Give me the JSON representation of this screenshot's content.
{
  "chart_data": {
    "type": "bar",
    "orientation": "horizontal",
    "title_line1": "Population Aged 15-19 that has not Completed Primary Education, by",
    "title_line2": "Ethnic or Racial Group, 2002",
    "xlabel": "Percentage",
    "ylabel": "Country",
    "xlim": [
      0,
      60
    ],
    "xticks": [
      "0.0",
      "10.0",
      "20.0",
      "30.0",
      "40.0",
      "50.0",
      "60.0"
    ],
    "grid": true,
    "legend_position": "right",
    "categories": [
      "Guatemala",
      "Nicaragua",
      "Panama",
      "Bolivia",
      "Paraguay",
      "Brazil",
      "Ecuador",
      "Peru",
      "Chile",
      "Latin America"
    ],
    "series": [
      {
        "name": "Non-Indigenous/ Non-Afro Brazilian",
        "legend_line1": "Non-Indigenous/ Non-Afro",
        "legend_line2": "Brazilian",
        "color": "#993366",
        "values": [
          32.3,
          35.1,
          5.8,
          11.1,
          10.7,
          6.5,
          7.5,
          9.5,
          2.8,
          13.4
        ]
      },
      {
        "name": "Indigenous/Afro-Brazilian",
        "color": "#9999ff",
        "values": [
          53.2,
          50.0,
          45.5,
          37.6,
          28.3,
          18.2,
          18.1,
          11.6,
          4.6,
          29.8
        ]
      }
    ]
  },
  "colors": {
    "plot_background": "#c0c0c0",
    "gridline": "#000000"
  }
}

■ **What to work on**: All the data must be duplicated exactly, with nothing added or removed.

■ **Response**:
Give me the JSON representation of this screenshot's content.
{
  "chart_data": {
    "type": "bar",
    "orientation": "horizontal",
    "title_line1": "Population Aged 15-19 that has not Completed Primary Education, by",
    "title_line2": "Ethnic or Racial Group, 2002",
    "xlabel": "Percentage",
    "ylabel": "Country",
    "xlim": [
      0,
      60
    ],
    "xticks": [
      "0.0",
      "10.0",
      "20.0",
      "30.0",
      "40.0",
      "50.0",
      "60.0"
    ],
    "grid": true,
    "legend_position": "right",
    "categories": [
      "Guatemala",
      "Nicaragua",
      "Panama",
      "Bolivia",
      "Paraguay",
      "Brazil",
      "Ecuador",
      "Peru",
      "Chile",
      "Latin America"
    ],
    "series": [
      {
        "name": "Non-Indigenous/ Non-Afro Brazilian",
        "legend_line1": "Non-Indigenous/ Non-Afro",
        "legend_line2": "Brazilian",
        "color": "#993366",
        "values": [
          32.3,
          35.1,
          5.8,
          11.1,
          10.7,
          6.5,
          7.5,
          9.5,
          2.8,
          13.4
        ]
      },
      {
        "name": "Indigenous/Afro-Brazilian",
        "color": "#9999ff",
        "values": [
          53.2,
          50.0,
          45.5,
          37.6,
          28.3,
          18.2,
          18.1,
          11.6,
          4.6,
          29.8
        ]
      }
    ]
  },
  "colors": {
    "plot_background": "#c0c0c0",
    "gridline": "#000000"
  }
}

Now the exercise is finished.